[Collected data entries]
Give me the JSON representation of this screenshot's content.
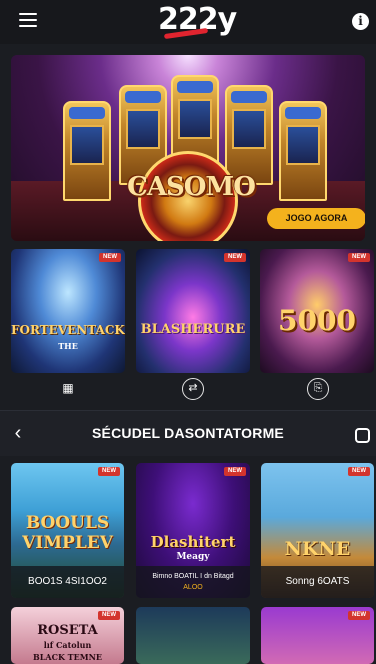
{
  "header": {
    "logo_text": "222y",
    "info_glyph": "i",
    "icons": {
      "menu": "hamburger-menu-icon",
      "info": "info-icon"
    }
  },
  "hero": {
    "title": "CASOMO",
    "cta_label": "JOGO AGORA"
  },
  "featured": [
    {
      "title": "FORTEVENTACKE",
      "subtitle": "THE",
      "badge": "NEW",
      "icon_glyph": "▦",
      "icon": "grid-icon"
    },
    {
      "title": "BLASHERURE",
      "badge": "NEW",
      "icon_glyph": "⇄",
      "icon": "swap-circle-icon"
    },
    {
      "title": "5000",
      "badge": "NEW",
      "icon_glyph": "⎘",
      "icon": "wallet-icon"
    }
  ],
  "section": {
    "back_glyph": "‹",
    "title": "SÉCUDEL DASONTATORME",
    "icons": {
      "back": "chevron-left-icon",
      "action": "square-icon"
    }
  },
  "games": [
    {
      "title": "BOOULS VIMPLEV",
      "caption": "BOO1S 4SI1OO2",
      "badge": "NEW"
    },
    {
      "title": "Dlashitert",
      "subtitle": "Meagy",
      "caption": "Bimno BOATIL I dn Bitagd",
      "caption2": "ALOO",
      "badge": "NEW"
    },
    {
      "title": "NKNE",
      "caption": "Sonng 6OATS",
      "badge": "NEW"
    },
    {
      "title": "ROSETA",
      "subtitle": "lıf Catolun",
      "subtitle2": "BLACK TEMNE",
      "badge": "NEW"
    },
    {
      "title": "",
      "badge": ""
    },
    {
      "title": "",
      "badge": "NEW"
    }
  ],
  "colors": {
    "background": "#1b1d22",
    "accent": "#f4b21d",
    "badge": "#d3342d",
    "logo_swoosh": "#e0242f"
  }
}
* * *
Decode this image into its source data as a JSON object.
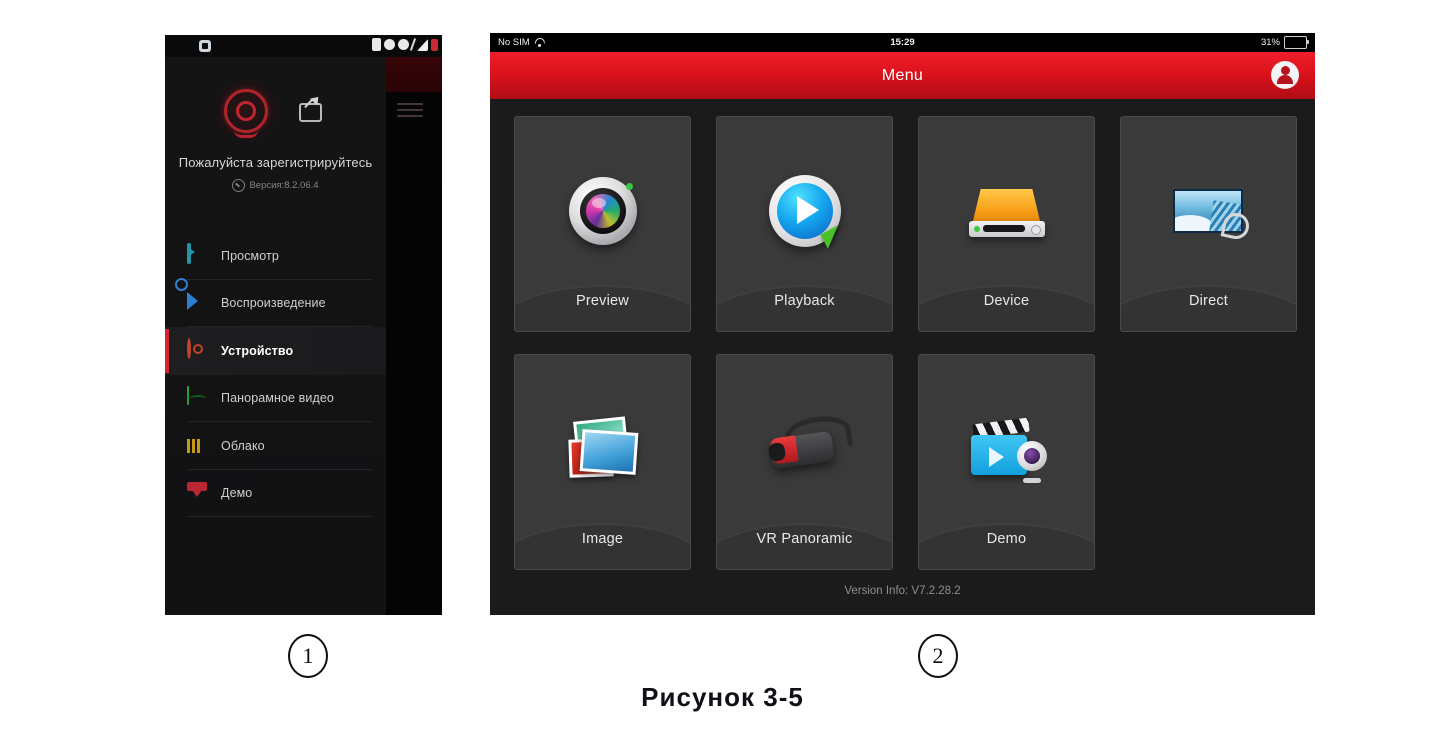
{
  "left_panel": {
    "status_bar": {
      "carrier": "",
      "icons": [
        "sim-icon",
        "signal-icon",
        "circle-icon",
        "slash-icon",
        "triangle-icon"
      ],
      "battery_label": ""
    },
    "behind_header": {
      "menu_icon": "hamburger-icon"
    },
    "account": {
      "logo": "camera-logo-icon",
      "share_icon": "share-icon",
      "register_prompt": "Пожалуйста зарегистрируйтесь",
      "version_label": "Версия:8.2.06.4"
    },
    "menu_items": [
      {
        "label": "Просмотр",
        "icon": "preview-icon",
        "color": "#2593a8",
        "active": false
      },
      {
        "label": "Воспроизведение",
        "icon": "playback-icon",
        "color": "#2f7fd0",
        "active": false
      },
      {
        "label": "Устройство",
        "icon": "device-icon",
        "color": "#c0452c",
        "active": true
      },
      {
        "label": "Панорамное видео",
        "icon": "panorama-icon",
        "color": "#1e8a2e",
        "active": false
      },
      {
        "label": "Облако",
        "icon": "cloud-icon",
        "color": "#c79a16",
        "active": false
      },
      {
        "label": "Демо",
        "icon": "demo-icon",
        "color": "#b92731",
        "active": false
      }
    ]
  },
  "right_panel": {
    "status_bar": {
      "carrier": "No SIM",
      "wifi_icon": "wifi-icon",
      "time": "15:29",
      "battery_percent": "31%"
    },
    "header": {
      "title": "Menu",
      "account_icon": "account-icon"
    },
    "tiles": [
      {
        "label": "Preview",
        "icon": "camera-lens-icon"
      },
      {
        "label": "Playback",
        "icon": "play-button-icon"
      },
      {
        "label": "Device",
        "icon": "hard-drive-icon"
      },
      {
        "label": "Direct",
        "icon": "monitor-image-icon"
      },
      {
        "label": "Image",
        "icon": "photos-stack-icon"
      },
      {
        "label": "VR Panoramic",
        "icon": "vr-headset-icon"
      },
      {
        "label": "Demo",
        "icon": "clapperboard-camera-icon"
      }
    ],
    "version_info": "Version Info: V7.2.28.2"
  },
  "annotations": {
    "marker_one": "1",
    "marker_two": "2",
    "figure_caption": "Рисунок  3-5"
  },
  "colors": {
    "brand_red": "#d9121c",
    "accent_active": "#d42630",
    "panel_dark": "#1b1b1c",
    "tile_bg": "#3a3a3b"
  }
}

» Stated problem: From the entries above, select each line containing the string "JSON".

» Full output:
Give me the JSON representation of this screenshot's content.
Decode this image into its source data as a JSON object.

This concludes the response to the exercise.